Saved entries:
═══
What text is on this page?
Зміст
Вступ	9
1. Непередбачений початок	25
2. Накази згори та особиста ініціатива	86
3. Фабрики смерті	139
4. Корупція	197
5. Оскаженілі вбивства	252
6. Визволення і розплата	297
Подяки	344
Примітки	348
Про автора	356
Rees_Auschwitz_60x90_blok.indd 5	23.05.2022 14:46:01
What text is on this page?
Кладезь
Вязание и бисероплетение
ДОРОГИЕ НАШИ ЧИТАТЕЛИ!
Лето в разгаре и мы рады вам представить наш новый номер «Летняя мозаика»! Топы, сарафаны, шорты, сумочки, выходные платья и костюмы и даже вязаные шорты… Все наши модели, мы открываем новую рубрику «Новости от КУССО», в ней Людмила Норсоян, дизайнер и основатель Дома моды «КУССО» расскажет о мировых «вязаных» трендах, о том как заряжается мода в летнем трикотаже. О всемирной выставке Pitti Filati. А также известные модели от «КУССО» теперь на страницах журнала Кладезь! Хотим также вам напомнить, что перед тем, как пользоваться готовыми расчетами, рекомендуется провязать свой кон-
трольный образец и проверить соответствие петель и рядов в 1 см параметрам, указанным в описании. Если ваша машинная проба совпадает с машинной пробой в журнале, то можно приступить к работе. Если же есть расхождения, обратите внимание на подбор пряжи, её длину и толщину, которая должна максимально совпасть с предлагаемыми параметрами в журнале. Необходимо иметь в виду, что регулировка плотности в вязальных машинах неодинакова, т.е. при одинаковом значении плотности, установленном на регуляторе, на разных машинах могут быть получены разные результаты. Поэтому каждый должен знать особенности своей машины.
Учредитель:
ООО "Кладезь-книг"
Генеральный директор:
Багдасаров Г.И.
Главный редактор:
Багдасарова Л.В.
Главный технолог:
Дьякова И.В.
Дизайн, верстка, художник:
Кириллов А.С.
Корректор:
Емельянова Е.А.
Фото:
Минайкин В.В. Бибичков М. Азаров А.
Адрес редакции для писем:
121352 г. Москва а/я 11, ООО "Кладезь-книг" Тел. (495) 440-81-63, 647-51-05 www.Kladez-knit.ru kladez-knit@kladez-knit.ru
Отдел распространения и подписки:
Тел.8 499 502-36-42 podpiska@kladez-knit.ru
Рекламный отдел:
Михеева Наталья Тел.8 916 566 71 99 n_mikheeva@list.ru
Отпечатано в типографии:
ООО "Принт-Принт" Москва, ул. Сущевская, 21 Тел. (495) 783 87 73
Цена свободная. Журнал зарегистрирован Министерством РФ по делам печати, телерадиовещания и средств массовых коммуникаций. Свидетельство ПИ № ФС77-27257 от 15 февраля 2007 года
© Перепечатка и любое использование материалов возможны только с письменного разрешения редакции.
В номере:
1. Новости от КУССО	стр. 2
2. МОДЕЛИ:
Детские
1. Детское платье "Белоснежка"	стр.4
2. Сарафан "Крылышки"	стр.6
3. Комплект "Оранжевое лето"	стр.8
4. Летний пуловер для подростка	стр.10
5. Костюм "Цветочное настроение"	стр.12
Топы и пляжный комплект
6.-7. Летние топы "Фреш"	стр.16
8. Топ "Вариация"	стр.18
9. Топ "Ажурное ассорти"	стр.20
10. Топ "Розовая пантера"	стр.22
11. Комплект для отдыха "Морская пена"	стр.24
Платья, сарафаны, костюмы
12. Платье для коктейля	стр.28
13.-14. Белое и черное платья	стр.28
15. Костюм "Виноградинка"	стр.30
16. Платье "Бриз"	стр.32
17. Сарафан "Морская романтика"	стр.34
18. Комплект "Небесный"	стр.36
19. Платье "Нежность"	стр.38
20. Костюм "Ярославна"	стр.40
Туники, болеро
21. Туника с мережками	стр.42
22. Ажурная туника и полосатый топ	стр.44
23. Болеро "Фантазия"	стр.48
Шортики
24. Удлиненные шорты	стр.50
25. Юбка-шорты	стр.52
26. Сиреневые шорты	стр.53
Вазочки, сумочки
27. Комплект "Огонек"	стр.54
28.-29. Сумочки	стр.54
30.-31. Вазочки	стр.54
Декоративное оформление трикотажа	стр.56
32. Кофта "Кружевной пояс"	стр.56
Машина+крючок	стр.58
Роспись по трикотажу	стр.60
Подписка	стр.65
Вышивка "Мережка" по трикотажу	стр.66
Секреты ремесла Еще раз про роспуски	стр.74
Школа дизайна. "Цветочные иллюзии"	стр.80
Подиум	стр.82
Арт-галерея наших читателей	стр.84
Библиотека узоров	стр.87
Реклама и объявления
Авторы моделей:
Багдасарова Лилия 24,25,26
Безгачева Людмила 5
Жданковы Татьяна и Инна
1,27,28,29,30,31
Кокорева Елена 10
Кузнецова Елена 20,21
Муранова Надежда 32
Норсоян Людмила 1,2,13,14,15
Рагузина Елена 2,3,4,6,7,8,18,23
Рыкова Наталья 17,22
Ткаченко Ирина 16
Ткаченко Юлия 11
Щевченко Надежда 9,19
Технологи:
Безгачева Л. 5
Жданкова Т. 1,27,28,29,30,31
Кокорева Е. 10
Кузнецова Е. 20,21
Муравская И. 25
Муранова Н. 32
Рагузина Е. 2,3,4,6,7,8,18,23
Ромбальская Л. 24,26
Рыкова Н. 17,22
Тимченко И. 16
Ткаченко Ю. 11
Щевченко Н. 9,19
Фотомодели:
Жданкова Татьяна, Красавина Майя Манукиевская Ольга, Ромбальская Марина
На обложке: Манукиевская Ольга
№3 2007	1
═══
__DIRECTIONS FOR THIS TASK__
Copy each line that contains the word "Ткаченко".

__RIGHT ANSWER__
Ткаченко Ирина 16
Ткаченко Юлия 11
Ткаченко Ю. 11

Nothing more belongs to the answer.